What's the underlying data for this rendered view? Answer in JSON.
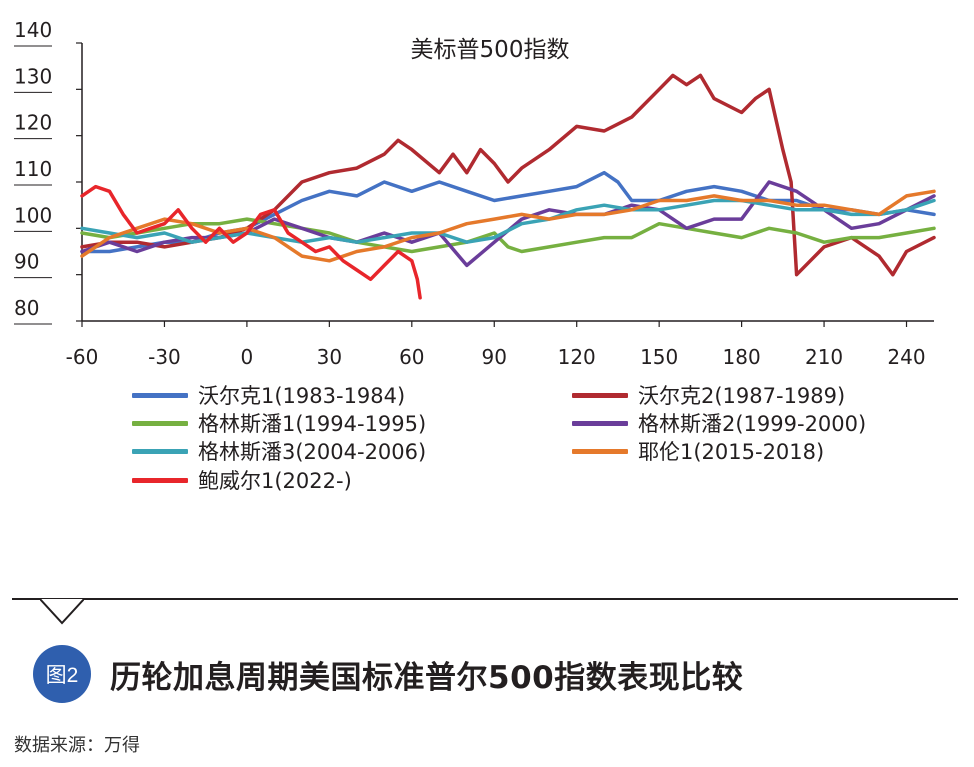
{
  "chart_data": {
    "type": "line",
    "title": "美标普500指数",
    "xlabel": "",
    "ylabel": "",
    "xlim": [
      -60,
      250
    ],
    "ylim": [
      80,
      140
    ],
    "x_ticks": [
      -60,
      -30,
      0,
      30,
      60,
      90,
      120,
      150,
      180,
      210,
      240
    ],
    "y_ticks": [
      80,
      90,
      100,
      110,
      120,
      130,
      140
    ],
    "grid": false,
    "legend_position": "bottom",
    "series": [
      {
        "name": "沃尔克1(1983-1984)",
        "color": "#4472c4",
        "x": [
          -60,
          -50,
          -40,
          -30,
          -20,
          -10,
          0,
          10,
          20,
          30,
          40,
          50,
          60,
          70,
          80,
          90,
          100,
          110,
          120,
          130,
          135,
          140,
          150,
          160,
          170,
          180,
          190,
          200,
          210,
          220,
          230,
          240,
          250
        ],
        "y": [
          95,
          95,
          96,
          97,
          97,
          99,
          100,
          103,
          106,
          108,
          107,
          110,
          108,
          110,
          108,
          106,
          107,
          108,
          109,
          112,
          110,
          106,
          106,
          108,
          109,
          108,
          106,
          106,
          104,
          104,
          103,
          104,
          103
        ]
      },
      {
        "name": "沃尔克2(1987-1989)",
        "color": "#b02a30",
        "x": [
          -60,
          -50,
          -40,
          -30,
          -20,
          -10,
          0,
          10,
          20,
          30,
          40,
          50,
          55,
          60,
          70,
          75,
          80,
          85,
          90,
          95,
          100,
          110,
          120,
          130,
          140,
          150,
          155,
          160,
          165,
          170,
          180,
          185,
          190,
          195,
          198,
          200,
          205,
          210,
          220,
          230,
          235,
          240,
          250
        ],
        "y": [
          96,
          97,
          97,
          96,
          97,
          98,
          100,
          104,
          110,
          112,
          113,
          116,
          119,
          117,
          112,
          116,
          112,
          117,
          114,
          110,
          113,
          117,
          122,
          121,
          124,
          130,
          133,
          131,
          133,
          128,
          125,
          128,
          130,
          117,
          110,
          90,
          93,
          96,
          98,
          94,
          90,
          95,
          98
        ]
      },
      {
        "name": "格林斯潘1(1994-1995)",
        "color": "#76b041",
        "x": [
          -60,
          -50,
          -40,
          -30,
          -20,
          -10,
          0,
          10,
          20,
          30,
          40,
          50,
          60,
          70,
          80,
          90,
          95,
          100,
          110,
          120,
          130,
          140,
          150,
          160,
          170,
          180,
          190,
          200,
          210,
          220,
          230,
          240,
          250
        ],
        "y": [
          99,
          98,
          99,
          100,
          101,
          101,
          102,
          101,
          100,
          99,
          97,
          96,
          95,
          96,
          97,
          99,
          96,
          95,
          96,
          97,
          98,
          98,
          101,
          100,
          99,
          98,
          100,
          99,
          97,
          98,
          98,
          99,
          100
        ]
      },
      {
        "name": "格林斯潘2(1999-2000)",
        "color": "#6a3d9a",
        "x": [
          -60,
          -50,
          -40,
          -30,
          -20,
          -10,
          0,
          10,
          20,
          30,
          40,
          50,
          60,
          70,
          80,
          90,
          100,
          110,
          120,
          130,
          140,
          150,
          160,
          170,
          180,
          190,
          200,
          210,
          220,
          230,
          240,
          250
        ],
        "y": [
          95,
          97,
          95,
          97,
          98,
          98,
          99,
          102,
          100,
          98,
          97,
          99,
          97,
          99,
          92,
          97,
          102,
          104,
          103,
          103,
          105,
          104,
          100,
          102,
          102,
          110,
          108,
          104,
          100,
          101,
          104,
          107
        ]
      },
      {
        "name": "格林斯潘3(2004-2006)",
        "color": "#3aa3b5",
        "x": [
          -60,
          -50,
          -40,
          -30,
          -20,
          -10,
          0,
          10,
          20,
          30,
          40,
          50,
          60,
          70,
          80,
          90,
          100,
          110,
          120,
          130,
          140,
          150,
          160,
          170,
          180,
          190,
          200,
          210,
          220,
          230,
          240,
          250
        ],
        "y": [
          100,
          99,
          98,
          99,
          97,
          98,
          99,
          98,
          97,
          98,
          97,
          98,
          99,
          99,
          97,
          98,
          101,
          102,
          104,
          105,
          104,
          104,
          105,
          106,
          106,
          105,
          104,
          104,
          103,
          103,
          104,
          106
        ]
      },
      {
        "name": "耶伦1(2015-2018)",
        "color": "#e5792b",
        "x": [
          -60,
          -50,
          -40,
          -30,
          -20,
          -10,
          0,
          10,
          20,
          30,
          40,
          50,
          60,
          70,
          80,
          90,
          100,
          110,
          120,
          130,
          140,
          150,
          160,
          170,
          180,
          190,
          200,
          210,
          220,
          230,
          240,
          250
        ],
        "y": [
          94,
          98,
          100,
          102,
          101,
          99,
          100,
          98,
          94,
          93,
          95,
          96,
          98,
          99,
          101,
          102,
          103,
          102,
          103,
          103,
          104,
          106,
          106,
          107,
          106,
          106,
          105,
          105,
          104,
          103,
          107,
          108
        ]
      },
      {
        "name": "鲍威尔1(2022-)",
        "color": "#e8262b",
        "x": [
          -60,
          -55,
          -50,
          -45,
          -40,
          -35,
          -30,
          -25,
          -20,
          -15,
          -10,
          -5,
          0,
          5,
          10,
          15,
          20,
          25,
          30,
          35,
          40,
          45,
          50,
          55,
          60,
          62,
          63
        ],
        "y": [
          107,
          109,
          108,
          103,
          99,
          100,
          101,
          104,
          100,
          97,
          100,
          97,
          99,
          103,
          104,
          99,
          97,
          95,
          96,
          93,
          91,
          89,
          92,
          95,
          93,
          89,
          85
        ]
      }
    ]
  },
  "caption": {
    "badge": "图2",
    "title": "历轮加息周期美国标准普尔500指数表现比较",
    "source": "数据来源：万得"
  }
}
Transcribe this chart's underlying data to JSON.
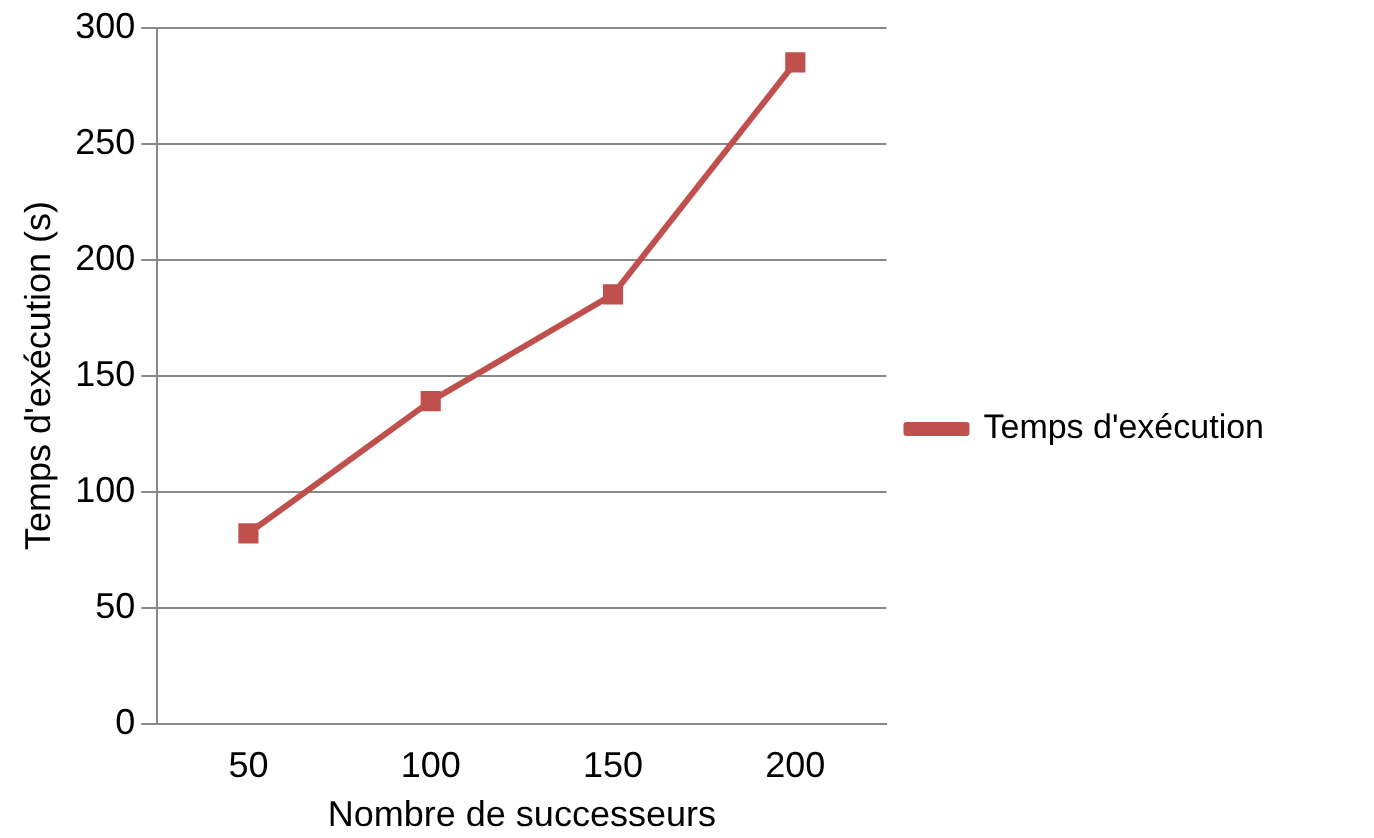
{
  "chart_data": {
    "type": "line",
    "xlabel": "Nombre de successeurs",
    "ylabel": "Temps d'exécution (s)",
    "categories": [
      "50",
      "100",
      "150",
      "200"
    ],
    "series": [
      {
        "name": "Temps d'exécution",
        "color": "#c0504d",
        "values": [
          82,
          139,
          185,
          285
        ]
      }
    ],
    "ylim": [
      0,
      300
    ],
    "yticks": [
      0,
      50,
      100,
      150,
      200,
      250,
      300
    ],
    "grid": "y",
    "legend": "right",
    "marker": "square",
    "line_style": "solid"
  }
}
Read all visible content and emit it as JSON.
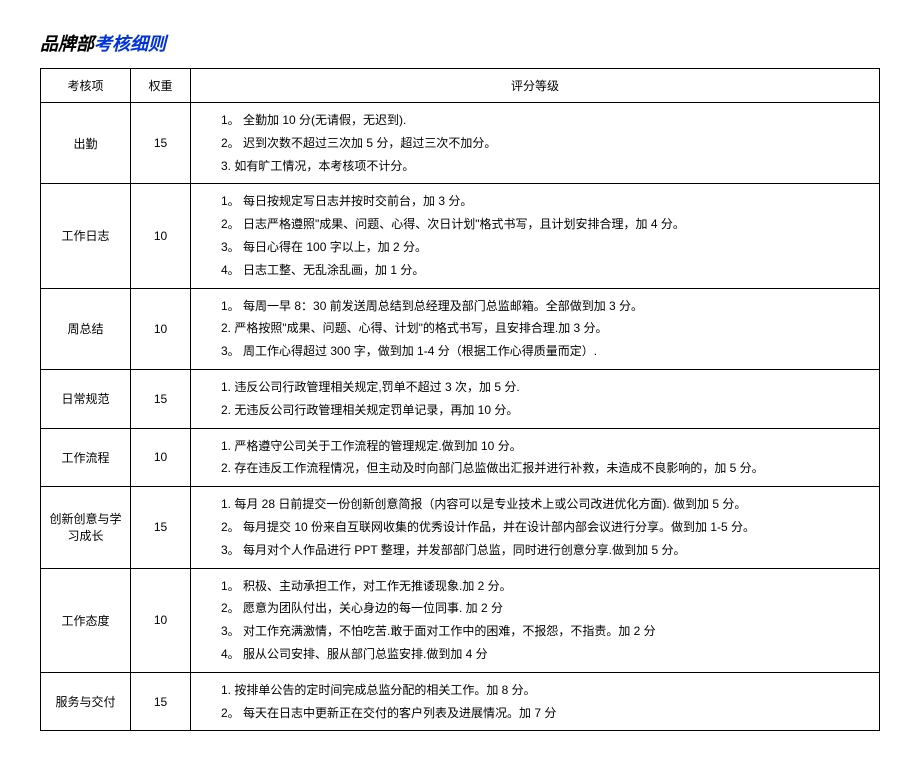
{
  "title_part1": "品牌部",
  "title_part2": "考核细则",
  "headers": {
    "item": "考核项",
    "weight": "权重",
    "criteria": "评分等级"
  },
  "rows": [
    {
      "item": "出勤",
      "weight": "15",
      "criteria": [
        "1。 全勤加 10 分(无请假，无迟到).",
        "2。 迟到次数不超过三次加 5 分，超过三次不加分。",
        "3. 如有旷工情况，本考核项不计分。"
      ]
    },
    {
      "item": "工作日志",
      "weight": "10",
      "criteria": [
        "1。 每日按规定写日志并按时交前台，加 3 分。",
        "2。 日志严格遵照\"成果、问题、心得、次日计划\"格式书写，且计划安排合理，加 4 分。",
        "3。 每日心得在 100 字以上，加 2 分。",
        "4。 日志工整、无乱涂乱画，加 1 分。"
      ]
    },
    {
      "item": "周总结",
      "weight": "10",
      "criteria": [
        "1。 每周一早 8：30 前发送周总结到总经理及部门总监邮箱。全部做到加 3 分。",
        "2. 严格按照\"成果、问题、心得、计划\"的格式书写，且安排合理.加 3 分。",
        "3。 周工作心得超过 300 字，做到加 1-4 分（根据工作心得质量而定）."
      ]
    },
    {
      "item": "日常规范",
      "weight": "15",
      "criteria": [
        "1. 违反公司行政管理相关规定,罚单不超过 3 次，加 5 分.",
        "2. 无违反公司行政管理相关规定罚单记录，再加 10 分。"
      ]
    },
    {
      "item": "工作流程",
      "weight": "10",
      "criteria": [
        "1. 严格遵守公司关于工作流程的管理规定.做到加 10 分。",
        "2. 存在违反工作流程情况，但主动及时向部门总监做出汇报并进行补救，未造成不良影响的，加 5 分。"
      ]
    },
    {
      "item": "创新创意与学习成长",
      "weight": "15",
      "criteria": [
        "1. 每月 28 日前提交一份创新创意简报（内容可以是专业技术上或公司改进优化方面). 做到加 5 分。",
        "2。 每月提交 10 份来自互联网收集的优秀设计作品，并在设计部内部会议进行分享。做到加 1-5 分。",
        "3。 每月对个人作品进行 PPT 整理，并发部部门总监，同时进行创意分享.做到加 5 分。"
      ]
    },
    {
      "item": "工作态度",
      "weight": "10",
      "criteria": [
        "1。 积极、主动承担工作，对工作无推诿现象.加 2 分。",
        "2。 愿意为团队付出，关心身边的每一位同事. 加 2 分",
        "3。 对工作充满激情，不怕吃苦.敢于面对工作中的困难，不报怨，不指责。加 2 分",
        "4。 服从公司安排、服从部门总监安排.做到加 4 分"
      ]
    },
    {
      "item": "服务与交付",
      "weight": "15",
      "criteria": [
        "1. 按排单公告的定时间完成总监分配的相关工作。加 8 分。",
        "2。 每天在日志中更新正在交付的客户列表及进展情况。加 7 分"
      ]
    }
  ]
}
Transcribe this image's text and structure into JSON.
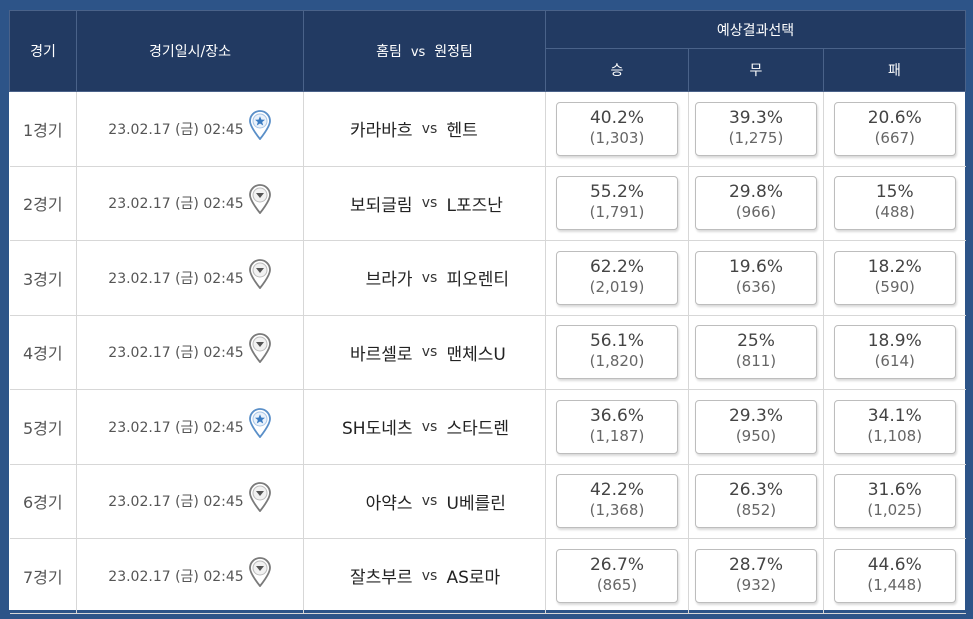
{
  "header": {
    "game": "경기",
    "datetime": "경기일시/장소",
    "home": "홈팀",
    "vs": "vs",
    "away": "원정팀",
    "prediction": "예상결과선택",
    "win": "승",
    "draw": "무",
    "loss": "패"
  },
  "colors": {
    "background": "#2d5488",
    "header_bg": "#223a62",
    "pin_active": "#4a8fd0",
    "pin_inactive": "#7a7a7a"
  },
  "rows": [
    {
      "game": "1경기",
      "datetime": "23.02.17 (금) 02:45",
      "pin": "location-star-pin-icon",
      "home": "카라바흐",
      "vs": "vs",
      "away": "헨트",
      "win": {
        "pct": "40.2%",
        "count": "(1,303)"
      },
      "draw": {
        "pct": "39.3%",
        "count": "(1,275)"
      },
      "loss": {
        "pct": "20.6%",
        "count": "(667)"
      }
    },
    {
      "game": "2경기",
      "datetime": "23.02.17 (금) 02:45",
      "pin": "location-pin-icon",
      "home": "보되글림",
      "vs": "vs",
      "away": "L포즈난",
      "win": {
        "pct": "55.2%",
        "count": "(1,791)"
      },
      "draw": {
        "pct": "29.8%",
        "count": "(966)"
      },
      "loss": {
        "pct": "15%",
        "count": "(488)"
      }
    },
    {
      "game": "3경기",
      "datetime": "23.02.17 (금) 02:45",
      "pin": "location-pin-icon",
      "home": "브라가",
      "vs": "vs",
      "away": "피오렌티",
      "win": {
        "pct": "62.2%",
        "count": "(2,019)"
      },
      "draw": {
        "pct": "19.6%",
        "count": "(636)"
      },
      "loss": {
        "pct": "18.2%",
        "count": "(590)"
      }
    },
    {
      "game": "4경기",
      "datetime": "23.02.17 (금) 02:45",
      "pin": "location-pin-icon",
      "home": "바르셀로",
      "vs": "vs",
      "away": "맨체스U",
      "win": {
        "pct": "56.1%",
        "count": "(1,820)"
      },
      "draw": {
        "pct": "25%",
        "count": "(811)"
      },
      "loss": {
        "pct": "18.9%",
        "count": "(614)"
      }
    },
    {
      "game": "5경기",
      "datetime": "23.02.17 (금) 02:45",
      "pin": "location-star-pin-icon",
      "home": "SH도네츠",
      "vs": "vs",
      "away": "스타드렌",
      "win": {
        "pct": "36.6%",
        "count": "(1,187)"
      },
      "draw": {
        "pct": "29.3%",
        "count": "(950)"
      },
      "loss": {
        "pct": "34.1%",
        "count": "(1,108)"
      }
    },
    {
      "game": "6경기",
      "datetime": "23.02.17 (금) 02:45",
      "pin": "location-pin-icon",
      "home": "아약스",
      "vs": "vs",
      "away": "U베를린",
      "win": {
        "pct": "42.2%",
        "count": "(1,368)"
      },
      "draw": {
        "pct": "26.3%",
        "count": "(852)"
      },
      "loss": {
        "pct": "31.6%",
        "count": "(1,025)"
      }
    },
    {
      "game": "7경기",
      "datetime": "23.02.17 (금) 02:45",
      "pin": "location-pin-icon",
      "home": "잘츠부르",
      "vs": "vs",
      "away": "AS로마",
      "win": {
        "pct": "26.7%",
        "count": "(865)"
      },
      "draw": {
        "pct": "28.7%",
        "count": "(932)"
      },
      "loss": {
        "pct": "44.6%",
        "count": "(1,448)"
      }
    }
  ]
}
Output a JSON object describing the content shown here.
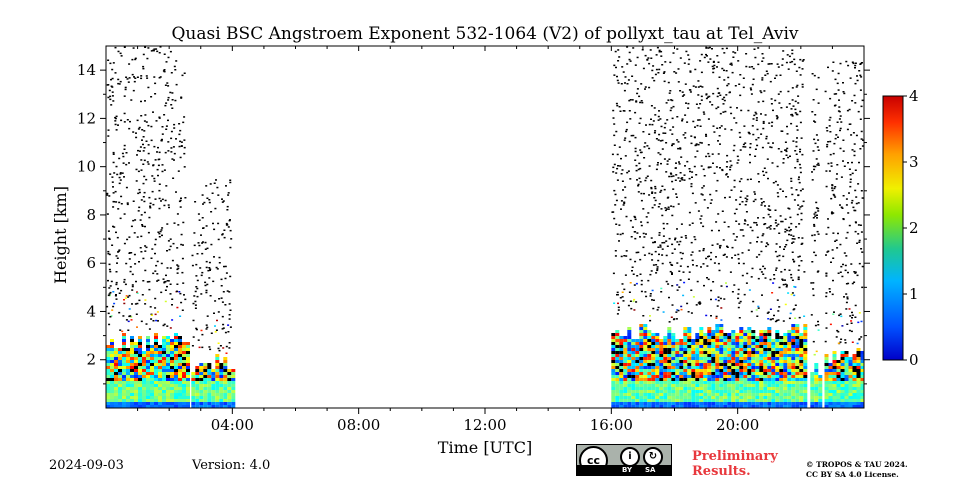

◆ **Task requirements**: Copy down every line of the entries containing the word "JSON".

◆ **Solution to the exercise**:
What's the underlying data for this rendered view? Answer in JSON.
Transcribe this chart's underlying data to JSON.
Read all visible content and emit it as JSON.
Transcribe this image's text and structure into JSON.
Output a JSON object describing the content shown here.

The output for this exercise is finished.